[START Provided data]

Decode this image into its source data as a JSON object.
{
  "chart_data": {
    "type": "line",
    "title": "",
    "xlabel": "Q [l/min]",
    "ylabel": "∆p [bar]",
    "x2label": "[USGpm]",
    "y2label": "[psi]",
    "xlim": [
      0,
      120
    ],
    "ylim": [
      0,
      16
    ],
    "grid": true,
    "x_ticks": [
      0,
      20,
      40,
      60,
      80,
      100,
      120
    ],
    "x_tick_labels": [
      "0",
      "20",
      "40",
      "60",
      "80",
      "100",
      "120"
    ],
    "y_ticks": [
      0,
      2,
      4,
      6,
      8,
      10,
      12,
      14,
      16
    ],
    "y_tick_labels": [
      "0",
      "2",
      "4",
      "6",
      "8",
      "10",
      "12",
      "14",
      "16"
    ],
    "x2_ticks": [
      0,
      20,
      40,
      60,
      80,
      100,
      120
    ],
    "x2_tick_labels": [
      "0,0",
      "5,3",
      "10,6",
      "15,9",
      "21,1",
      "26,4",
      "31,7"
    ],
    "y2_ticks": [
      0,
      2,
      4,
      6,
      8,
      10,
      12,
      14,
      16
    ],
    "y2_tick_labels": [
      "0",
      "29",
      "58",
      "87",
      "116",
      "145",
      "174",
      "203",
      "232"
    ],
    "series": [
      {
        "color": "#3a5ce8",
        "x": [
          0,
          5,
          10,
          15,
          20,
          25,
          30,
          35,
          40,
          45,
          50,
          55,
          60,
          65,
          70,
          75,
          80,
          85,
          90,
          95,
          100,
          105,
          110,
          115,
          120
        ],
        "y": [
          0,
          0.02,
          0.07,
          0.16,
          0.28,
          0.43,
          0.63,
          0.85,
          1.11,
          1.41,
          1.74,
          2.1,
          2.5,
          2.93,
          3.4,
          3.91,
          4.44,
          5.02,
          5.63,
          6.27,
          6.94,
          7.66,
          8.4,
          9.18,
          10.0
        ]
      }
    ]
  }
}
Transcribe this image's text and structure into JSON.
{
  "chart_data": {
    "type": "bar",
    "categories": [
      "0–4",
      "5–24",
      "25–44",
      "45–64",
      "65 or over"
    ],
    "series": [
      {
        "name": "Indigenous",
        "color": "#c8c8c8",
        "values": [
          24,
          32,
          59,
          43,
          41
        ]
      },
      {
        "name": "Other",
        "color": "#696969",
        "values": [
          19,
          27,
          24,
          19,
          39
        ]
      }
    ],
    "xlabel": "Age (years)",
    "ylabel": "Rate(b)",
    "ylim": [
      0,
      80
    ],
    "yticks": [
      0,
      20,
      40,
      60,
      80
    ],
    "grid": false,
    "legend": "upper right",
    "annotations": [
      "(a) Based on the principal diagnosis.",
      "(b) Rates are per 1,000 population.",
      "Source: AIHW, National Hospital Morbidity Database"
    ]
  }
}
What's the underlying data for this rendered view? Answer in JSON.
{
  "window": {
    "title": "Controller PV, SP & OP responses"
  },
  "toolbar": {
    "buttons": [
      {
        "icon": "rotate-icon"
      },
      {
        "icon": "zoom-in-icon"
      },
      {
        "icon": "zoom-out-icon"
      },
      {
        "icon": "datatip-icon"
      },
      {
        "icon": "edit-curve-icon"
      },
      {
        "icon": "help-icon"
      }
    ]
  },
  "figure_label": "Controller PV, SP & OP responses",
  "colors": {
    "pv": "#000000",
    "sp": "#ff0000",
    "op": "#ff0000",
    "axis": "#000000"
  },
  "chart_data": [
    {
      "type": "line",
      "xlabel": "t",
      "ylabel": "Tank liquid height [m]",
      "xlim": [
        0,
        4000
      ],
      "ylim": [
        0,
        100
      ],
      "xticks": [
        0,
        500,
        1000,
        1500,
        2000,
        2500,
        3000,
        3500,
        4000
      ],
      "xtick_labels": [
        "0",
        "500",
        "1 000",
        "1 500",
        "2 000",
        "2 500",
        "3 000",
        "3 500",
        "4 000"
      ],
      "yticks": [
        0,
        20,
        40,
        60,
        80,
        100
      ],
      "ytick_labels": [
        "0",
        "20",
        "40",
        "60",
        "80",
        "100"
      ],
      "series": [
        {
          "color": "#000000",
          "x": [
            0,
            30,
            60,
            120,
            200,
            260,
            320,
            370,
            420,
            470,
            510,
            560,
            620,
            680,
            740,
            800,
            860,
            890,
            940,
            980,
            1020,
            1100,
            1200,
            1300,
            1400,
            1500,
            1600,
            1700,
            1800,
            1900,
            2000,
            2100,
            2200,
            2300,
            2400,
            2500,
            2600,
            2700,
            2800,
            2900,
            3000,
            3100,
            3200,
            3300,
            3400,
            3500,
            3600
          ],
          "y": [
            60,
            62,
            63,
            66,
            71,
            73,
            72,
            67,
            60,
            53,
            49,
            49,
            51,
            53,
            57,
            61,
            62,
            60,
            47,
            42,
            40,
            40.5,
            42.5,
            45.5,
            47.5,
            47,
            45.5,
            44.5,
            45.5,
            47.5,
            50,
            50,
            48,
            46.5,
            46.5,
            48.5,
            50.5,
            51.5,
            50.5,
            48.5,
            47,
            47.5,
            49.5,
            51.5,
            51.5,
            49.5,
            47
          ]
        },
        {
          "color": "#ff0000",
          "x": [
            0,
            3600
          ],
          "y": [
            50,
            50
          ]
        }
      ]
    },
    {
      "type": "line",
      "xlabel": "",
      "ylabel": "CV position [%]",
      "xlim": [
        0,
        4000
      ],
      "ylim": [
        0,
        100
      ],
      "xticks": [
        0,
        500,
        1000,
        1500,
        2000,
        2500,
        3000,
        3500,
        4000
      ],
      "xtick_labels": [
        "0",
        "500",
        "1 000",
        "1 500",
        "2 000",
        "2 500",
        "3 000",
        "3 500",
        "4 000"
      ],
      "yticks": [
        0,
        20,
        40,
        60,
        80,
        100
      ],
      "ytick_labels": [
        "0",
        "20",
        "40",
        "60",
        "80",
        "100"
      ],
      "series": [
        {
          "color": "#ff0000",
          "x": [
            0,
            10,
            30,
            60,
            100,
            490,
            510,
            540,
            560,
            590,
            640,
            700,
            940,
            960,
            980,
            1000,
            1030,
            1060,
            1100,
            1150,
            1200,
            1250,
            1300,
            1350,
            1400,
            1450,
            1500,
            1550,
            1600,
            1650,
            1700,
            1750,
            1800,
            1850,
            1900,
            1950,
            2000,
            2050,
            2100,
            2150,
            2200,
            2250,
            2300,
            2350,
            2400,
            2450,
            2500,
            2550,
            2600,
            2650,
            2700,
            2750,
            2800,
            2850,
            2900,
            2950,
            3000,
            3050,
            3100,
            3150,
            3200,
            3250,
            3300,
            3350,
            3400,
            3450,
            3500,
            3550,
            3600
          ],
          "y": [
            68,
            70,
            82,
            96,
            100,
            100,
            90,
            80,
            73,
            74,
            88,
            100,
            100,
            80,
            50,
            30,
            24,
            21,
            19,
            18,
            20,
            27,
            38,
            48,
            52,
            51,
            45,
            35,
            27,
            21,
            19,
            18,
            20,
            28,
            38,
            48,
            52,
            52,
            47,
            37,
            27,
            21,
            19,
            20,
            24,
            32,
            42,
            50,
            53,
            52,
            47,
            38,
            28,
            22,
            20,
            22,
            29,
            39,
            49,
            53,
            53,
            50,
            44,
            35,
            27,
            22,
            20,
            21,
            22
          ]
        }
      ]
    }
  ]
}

[END Provided data]

● Task to complete
Write out every entry exactly as given.

● Answer for this exercise
Decode this image into its source data as a JSON object.
{
  "chart_data": {
    "type": "line",
    "title": "",
    "xlabel": "Q [l/min]",
    "ylabel": "∆p [bar]",
    "x2label": "[USGpm]",
    "y2label": "[psi]",
    "xlim": [
      0,
      120
    ],
    "ylim": [
      0,
      16
    ],
    "grid": true,
    "x_ticks": [
      0,
      20,
      40,
      60,
      80,
      100,
      120
    ],
    "x_tick_labels": [
      "0",
      "20",
      "40",
      "60",
      "80",
      "100",
      "120"
    ],
    "y_ticks": [
      0,
      2,
      4,
      6,
      8,
      10,
      12,
      14,
      16
    ],
    "y_tick_labels": [
      "0",
      "2",
      "4",
      "6",
      "8",
      "10",
      "12",
      "14",
      "16"
    ],
    "x2_ticks": [
      0,
      20,
      40,
      60,
      80,
      100,
      120
    ],
    "x2_tick_labels": [
      "0,0",
      "5,3",
      "10,6",
      "15,9",
      "21,1",
      "26,4",
      "31,7"
    ],
    "y2_ticks": [
      0,
      2,
      4,
      6,
      8,
      10,
      12,
      14,
      16
    ],
    "y2_tick_labels": [
      "0",
      "29",
      "58",
      "87",
      "116",
      "145",
      "174",
      "203",
      "232"
    ],
    "series": [
      {
        "color": "#3a5ce8",
        "x": [
          0,
          5,
          10,
          15,
          20,
          25,
          30,
          35,
          40,
          45,
          50,
          55,
          60,
          65,
          70,
          75,
          80,
          85,
          90,
          95,
          100,
          105,
          110,
          115,
          120
        ],
        "y": [
          0,
          0.02,
          0.07,
          0.16,
          0.28,
          0.43,
          0.63,
          0.85,
          1.11,
          1.41,
          1.74,
          2.1,
          2.5,
          2.93,
          3.4,
          3.91,
          4.44,
          5.02,
          5.63,
          6.27,
          6.94,
          7.66,
          8.4,
          9.18,
          10.0
        ]
      }
    ]
  }
}
Transcribe this image's text and structure into JSON.
{
  "chart_data": {
    "type": "bar",
    "categories": [
      "0–4",
      "5–24",
      "25–44",
      "45–64",
      "65 or over"
    ],
    "series": [
      {
        "name": "Indigenous",
        "color": "#c8c8c8",
        "values": [
          24,
          32,
          59,
          43,
          41
        ]
      },
      {
        "name": "Other",
        "color": "#696969",
        "values": [
          19,
          27,
          24,
          19,
          39
        ]
      }
    ],
    "xlabel": "Age (years)",
    "ylabel": "Rate(b)",
    "ylim": [
      0,
      80
    ],
    "yticks": [
      0,
      20,
      40,
      60,
      80
    ],
    "grid": false,
    "legend": "upper right",
    "annotations": [
      "(a) Based on the principal diagnosis.",
      "(b) Rates are per 1,000 population.",
      "Source: AIHW, National Hospital Morbidity Database"
    ]
  }
}
What's the underlying data for this rendered view? Answer in JSON.
{
  "window": {
    "title": "Controller PV, SP & OP responses"
  },
  "toolbar": {
    "buttons": [
      {
        "icon": "rotate-icon"
      },
      {
        "icon": "zoom-in-icon"
      },
      {
        "icon": "zoom-out-icon"
      },
      {
        "icon": "datatip-icon"
      },
      {
        "icon": "edit-curve-icon"
      },
      {
        "icon": "help-icon"
      }
    ]
  },
  "figure_label": "Controller PV, SP & OP responses",
  "colors": {
    "pv": "#000000",
    "sp": "#ff0000",
    "op": "#ff0000",
    "axis": "#000000"
  },
  "chart_data": [
    {
      "type": "line",
      "xlabel": "t",
      "ylabel": "Tank liquid height [m]",
      "xlim": [
        0,
        4000
      ],
      "ylim": [
        0,
        100
      ],
      "xticks": [
        0,
        500,
        1000,
        1500,
        2000,
        2500,
        3000,
        3500,
        4000
      ],
      "xtick_labels": [
        "0",
        "500",
        "1 000",
        "1 500",
        "2 000",
        "2 500",
        "3 000",
        "3 500",
        "4 000"
      ],
      "yticks": [
        0,
        20,
        40,
        60,
        80,
        100
      ],
      "ytick_labels": [
        "0",
        "20",
        "40",
        "60",
        "80",
        "100"
      ],
      "series": [
        {
          "color": "#000000",
          "x": [
            0,
            30,
            60,
            120,
            200,
            260,
            320,
            370,
            420,
            470,
            510,
            560,
            620,
            680,
            740,
            800,
            860,
            890,
            940,
            980,
            1020,
            1100,
            1200,
            1300,
            1400,
            1500,
            1600,
            1700,
            1800,
            1900,
            2000,
            2100,
            2200,
            2300,
            2400,
            2500,
            2600,
            2700,
            2800,
            2900,
            3000,
            3100,
            3200,
            3300,
            3400,
            3500,
            3600
          ],
          "y": [
            60,
            62,
            63,
            66,
            71,
            73,
            72,
            67,
            60,
            53,
            49,
            49,
            51,
            53,
            57,
            61,
            62,
            60,
            47,
            42,
            40,
            40.5,
            42.5,
            45.5,
            47.5,
            47,
            45.5,
            44.5,
            45.5,
            47.5,
            50,
            50,
            48,
            46.5,
            46.5,
            48.5,
            50.5,
            51.5,
            50.5,
            48.5,
            47,
            47.5,
            49.5,
            51.5,
            51.5,
            49.5,
            47
          ]
        },
        {
          "color": "#ff0000",
          "x": [
            0,
            3600
          ],
          "y": [
            50,
            50
          ]
        }
      ]
    },
    {
      "type": "line",
      "xlabel": "",
      "ylabel": "CV position [%]",
      "xlim": [
        0,
        4000
      ],
      "ylim": [
        0,
        100
      ],
      "xticks": [
        0,
        500,
        1000,
        1500,
        2000,
        2500,
        3000,
        3500,
        4000
      ],
      "xtick_labels": [
        "0",
        "500",
        "1 000",
        "1 500",
        "2 000",
        "2 500",
        "3 000",
        "3 500",
        "4 000"
      ],
      "yticks": [
        0,
        20,
        40,
        60,
        80,
        100
      ],
      "ytick_labels": [
        "0",
        "20",
        "40",
        "60",
        "80",
        "100"
      ],
      "series": [
        {
          "color": "#ff0000",
          "x": [
            0,
            10,
            30,
            60,
            100,
            490,
            510,
            540,
            560,
            590,
            640,
            700,
            940,
            960,
            980,
            1000,
            1030,
            1060,
            1100,
            1150,
            1200,
            1250,
            1300,
            1350,
            1400,
            1450,
            1500,
            1550,
            1600,
            1650,
            1700,
            1750,
            1800,
            1850,
            1900,
            1950,
            2000,
            2050,
            2100,
            2150,
            2200,
            2250,
            2300,
            2350,
            2400,
            2450,
            2500,
            2550,
            2600,
            2650,
            2700,
            2750,
            2800,
            2850,
            2900,
            2950,
            3000,
            3050,
            3100,
            3150,
            3200,
            3250,
            3300,
            3350,
            3400,
            3450,
            3500,
            3550,
            3600
          ],
          "y": [
            68,
            70,
            82,
            96,
            100,
            100,
            90,
            80,
            73,
            74,
            88,
            100,
            100,
            80,
            50,
            30,
            24,
            21,
            19,
            18,
            20,
            27,
            38,
            48,
            52,
            51,
            45,
            35,
            27,
            21,
            19,
            18,
            20,
            28,
            38,
            48,
            52,
            52,
            47,
            37,
            27,
            21,
            19,
            20,
            24,
            32,
            42,
            50,
            53,
            52,
            47,
            38,
            28,
            22,
            20,
            22,
            29,
            39,
            49,
            53,
            53,
            50,
            44,
            35,
            27,
            22,
            20,
            21,
            22
          ]
        }
      ]
    }
  ]
}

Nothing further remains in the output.